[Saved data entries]
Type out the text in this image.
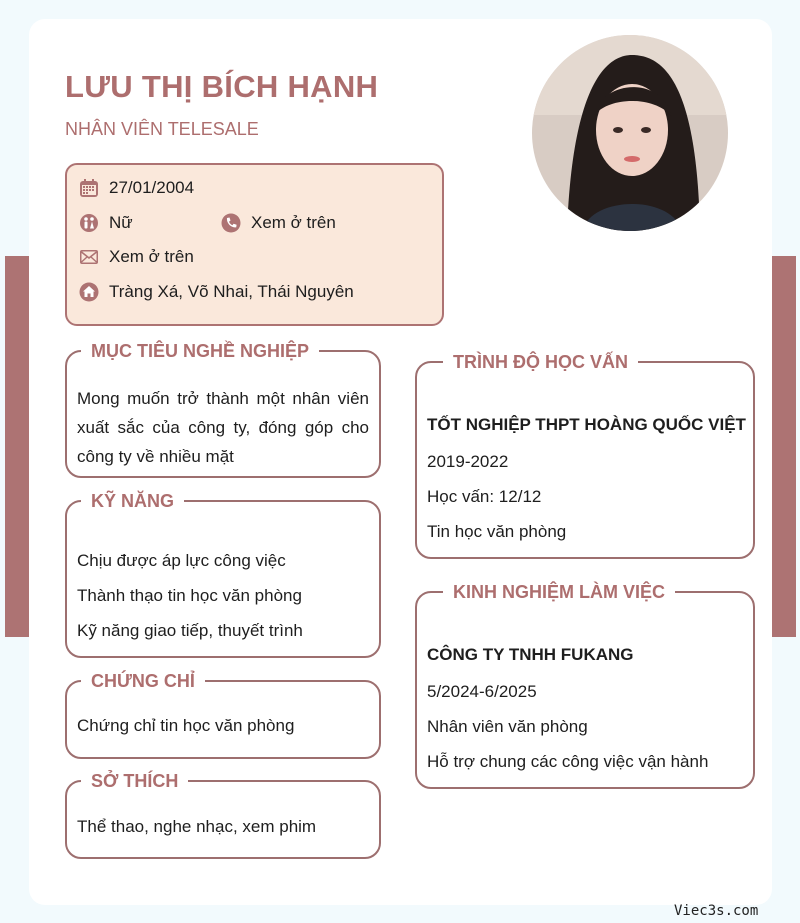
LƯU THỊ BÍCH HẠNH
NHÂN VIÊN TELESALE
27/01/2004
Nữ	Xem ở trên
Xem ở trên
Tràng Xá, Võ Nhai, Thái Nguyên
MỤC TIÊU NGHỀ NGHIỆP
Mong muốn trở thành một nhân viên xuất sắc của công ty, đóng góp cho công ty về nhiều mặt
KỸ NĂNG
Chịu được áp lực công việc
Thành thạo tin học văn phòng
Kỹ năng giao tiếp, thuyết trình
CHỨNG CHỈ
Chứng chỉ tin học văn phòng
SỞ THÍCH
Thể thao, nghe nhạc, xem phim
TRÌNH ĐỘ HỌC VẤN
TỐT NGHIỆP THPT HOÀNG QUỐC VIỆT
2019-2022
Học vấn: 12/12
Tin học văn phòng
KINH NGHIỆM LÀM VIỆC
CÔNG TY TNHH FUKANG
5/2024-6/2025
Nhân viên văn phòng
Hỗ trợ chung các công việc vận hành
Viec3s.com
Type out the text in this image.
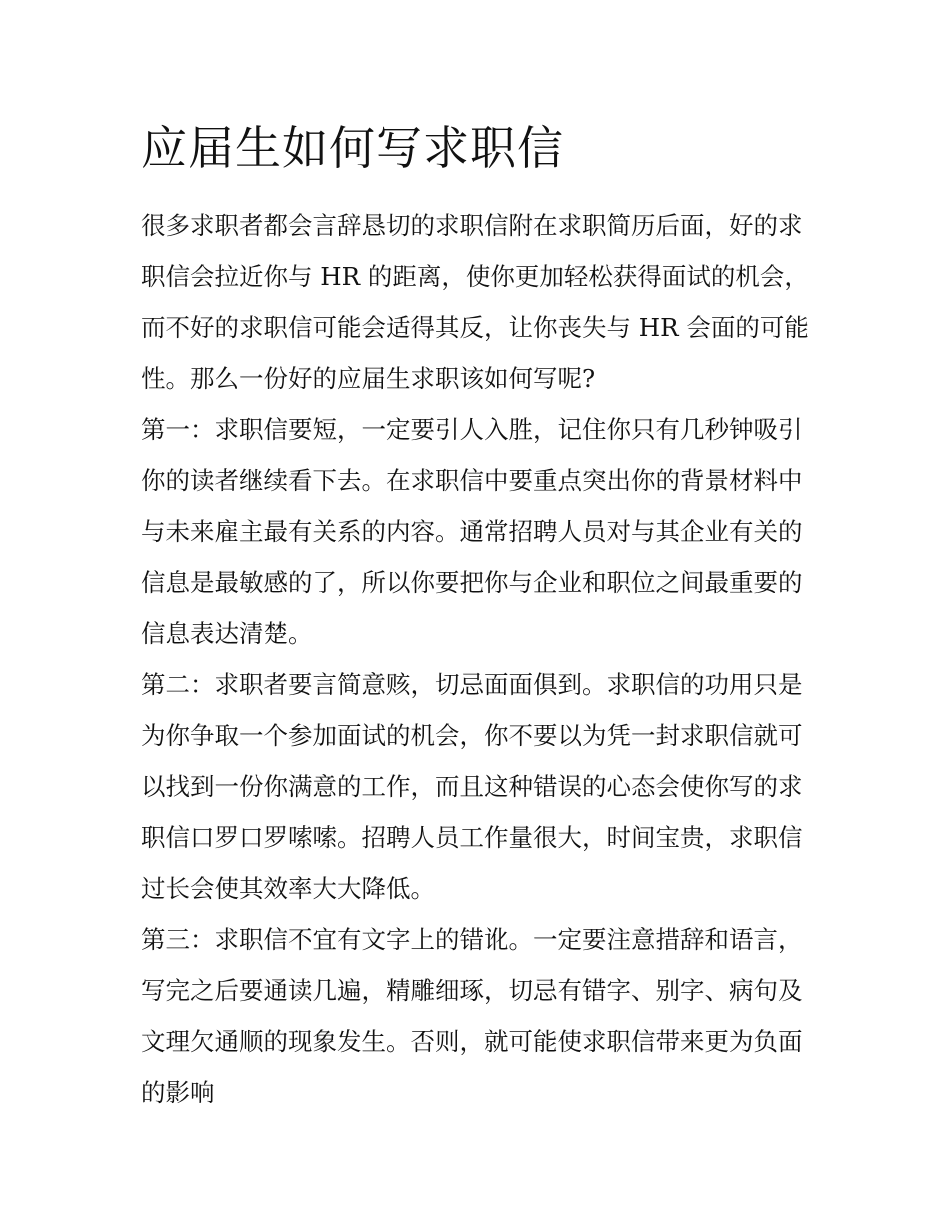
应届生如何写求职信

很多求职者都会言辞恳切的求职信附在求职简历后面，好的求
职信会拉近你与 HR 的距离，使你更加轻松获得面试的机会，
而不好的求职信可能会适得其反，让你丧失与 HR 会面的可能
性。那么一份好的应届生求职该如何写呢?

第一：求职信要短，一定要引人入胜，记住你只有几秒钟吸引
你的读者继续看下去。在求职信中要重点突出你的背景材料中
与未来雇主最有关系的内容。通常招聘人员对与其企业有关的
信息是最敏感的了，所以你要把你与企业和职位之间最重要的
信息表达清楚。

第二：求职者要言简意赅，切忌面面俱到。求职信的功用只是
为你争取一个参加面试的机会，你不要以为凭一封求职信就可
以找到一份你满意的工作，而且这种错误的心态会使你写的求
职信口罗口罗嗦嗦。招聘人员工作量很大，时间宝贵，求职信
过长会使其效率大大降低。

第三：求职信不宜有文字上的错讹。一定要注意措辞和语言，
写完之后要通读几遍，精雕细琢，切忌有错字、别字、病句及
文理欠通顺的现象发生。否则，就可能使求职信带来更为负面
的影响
==
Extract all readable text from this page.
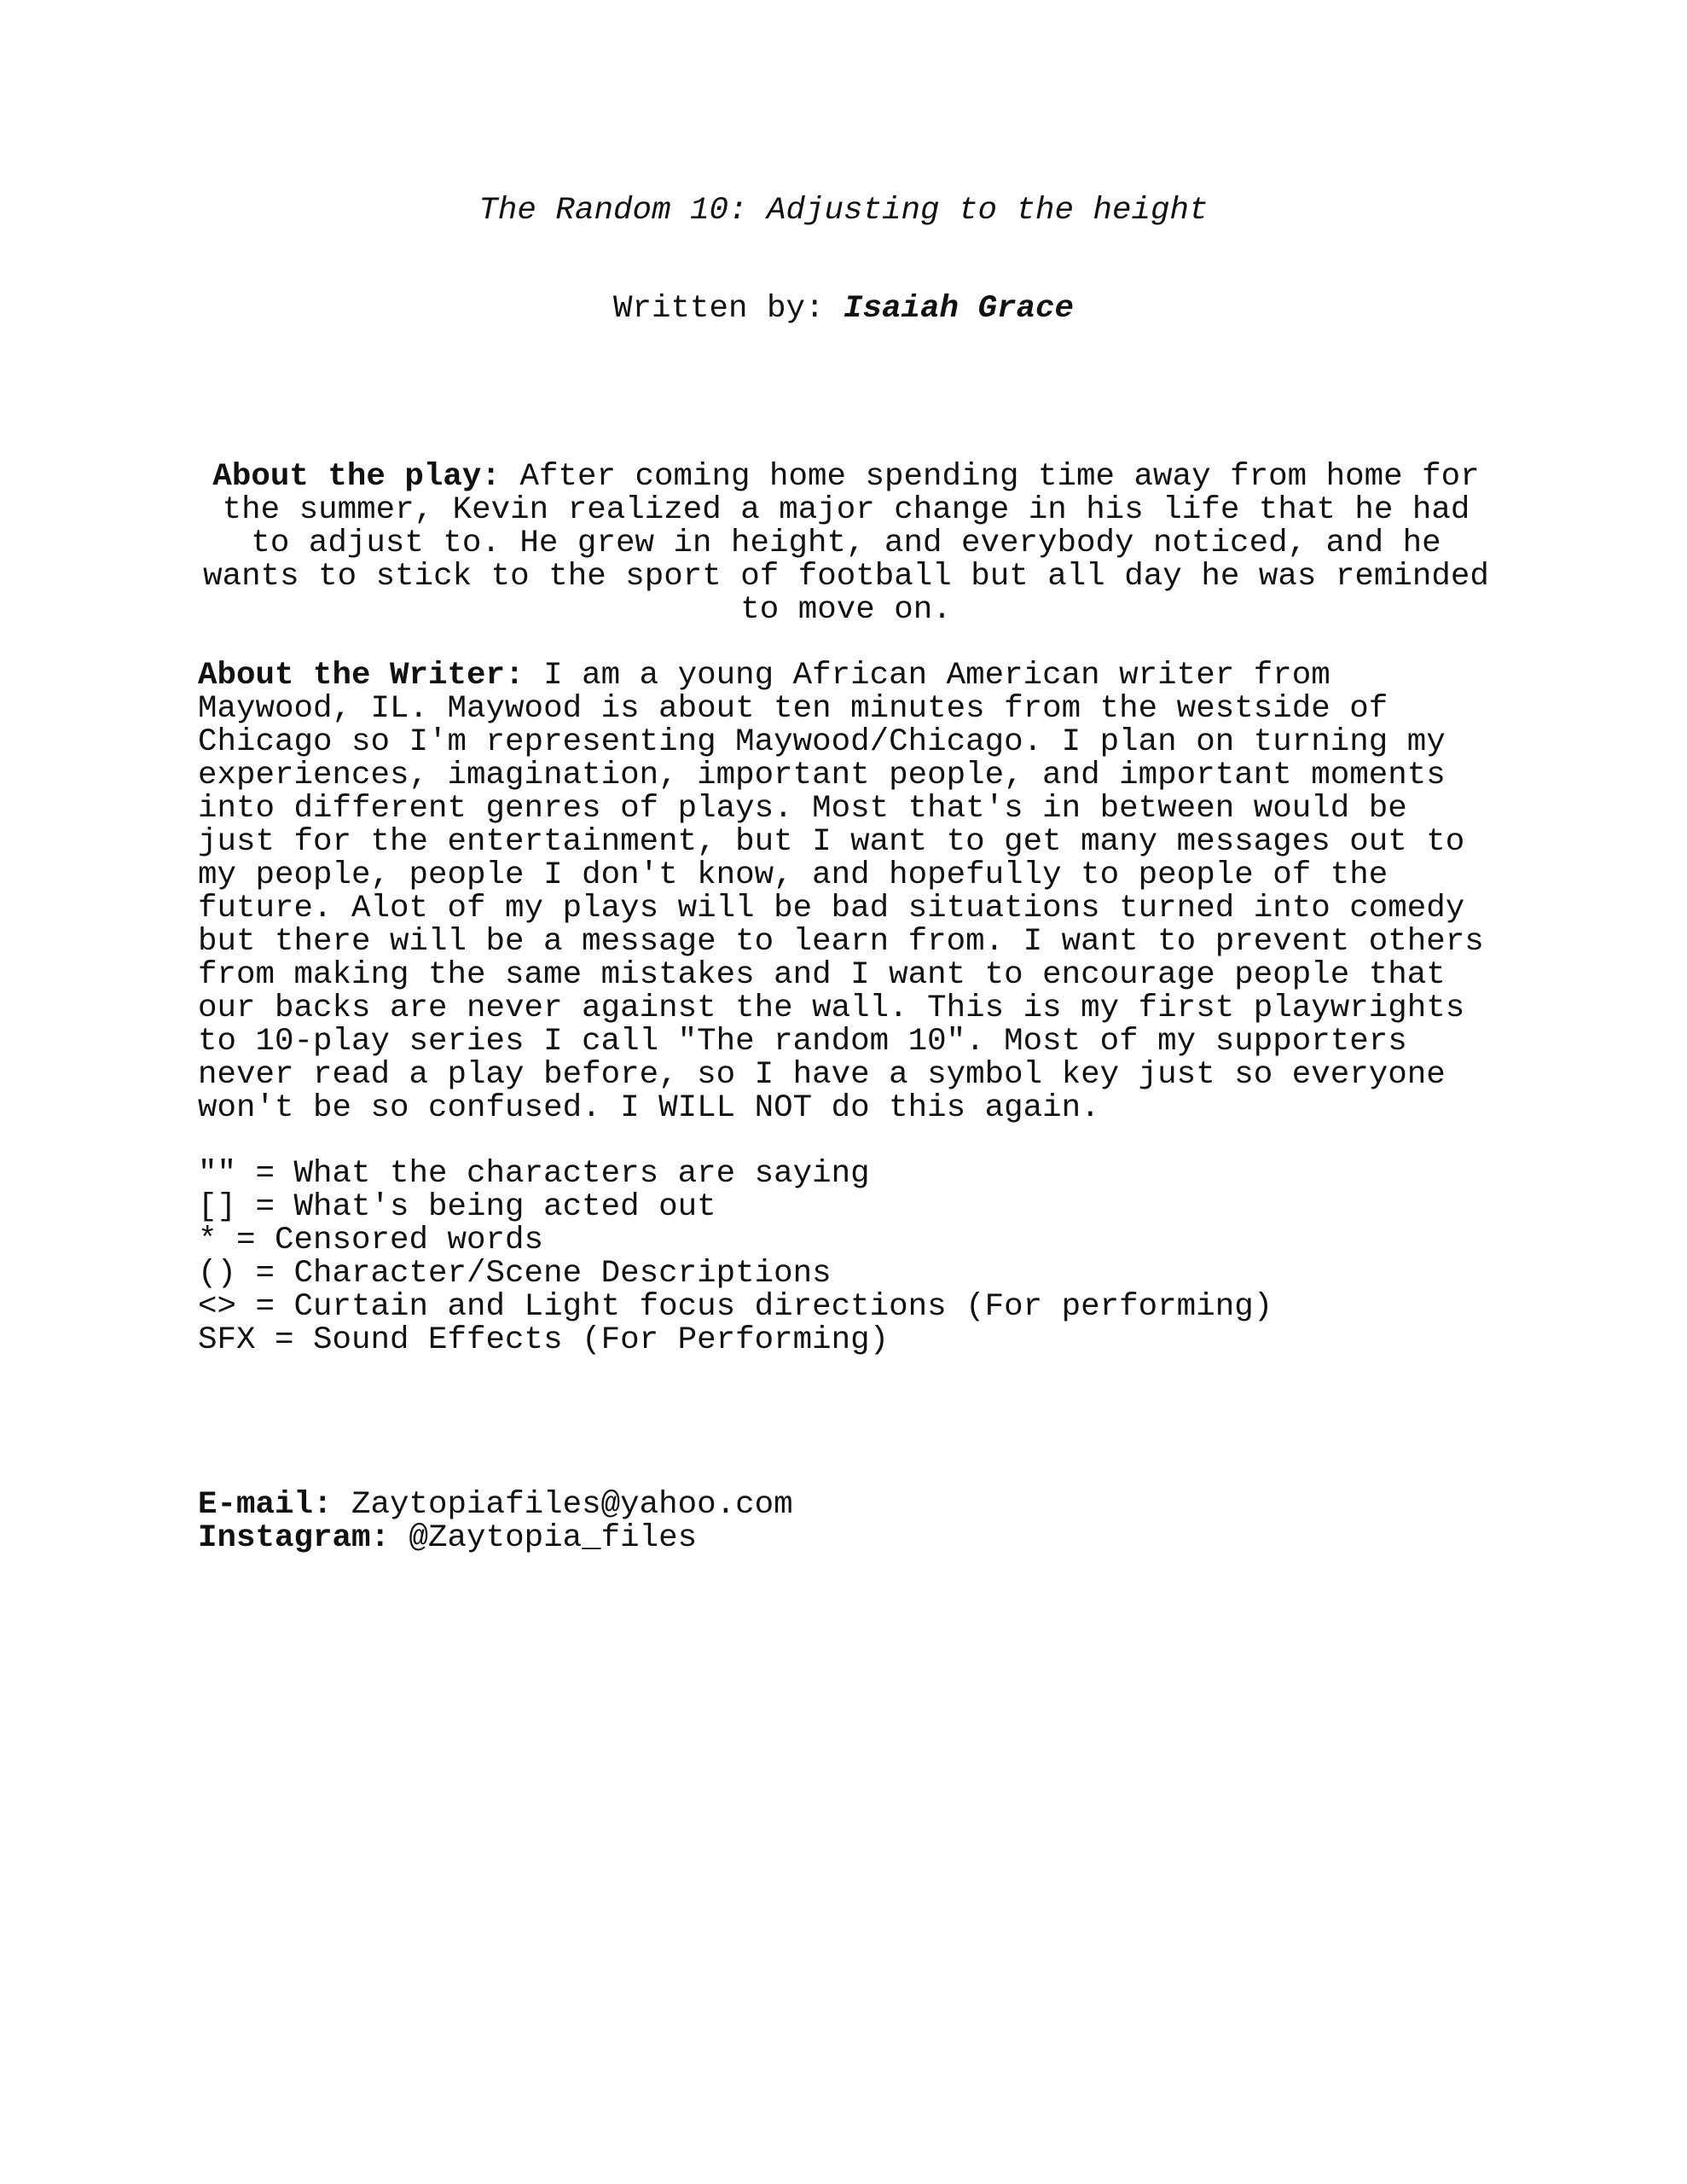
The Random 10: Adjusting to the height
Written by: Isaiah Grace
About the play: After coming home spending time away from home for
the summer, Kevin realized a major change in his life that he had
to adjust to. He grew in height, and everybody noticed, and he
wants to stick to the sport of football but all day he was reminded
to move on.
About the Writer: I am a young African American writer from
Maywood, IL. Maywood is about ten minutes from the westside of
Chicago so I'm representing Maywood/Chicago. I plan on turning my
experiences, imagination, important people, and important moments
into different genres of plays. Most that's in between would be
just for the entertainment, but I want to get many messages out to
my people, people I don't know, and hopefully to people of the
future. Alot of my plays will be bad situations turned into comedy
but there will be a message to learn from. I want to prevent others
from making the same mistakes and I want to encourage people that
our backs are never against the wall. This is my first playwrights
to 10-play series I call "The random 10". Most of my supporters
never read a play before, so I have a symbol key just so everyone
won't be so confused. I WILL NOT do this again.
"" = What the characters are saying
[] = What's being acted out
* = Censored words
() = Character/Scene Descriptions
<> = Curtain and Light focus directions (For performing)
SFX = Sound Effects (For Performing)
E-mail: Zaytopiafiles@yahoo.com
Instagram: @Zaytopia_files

# [Directive]
Show all lines above holding "into".

# [Full output]
into different genres of plays. Most that's in between would be
future. Alot of my plays will be bad situations turned into comedy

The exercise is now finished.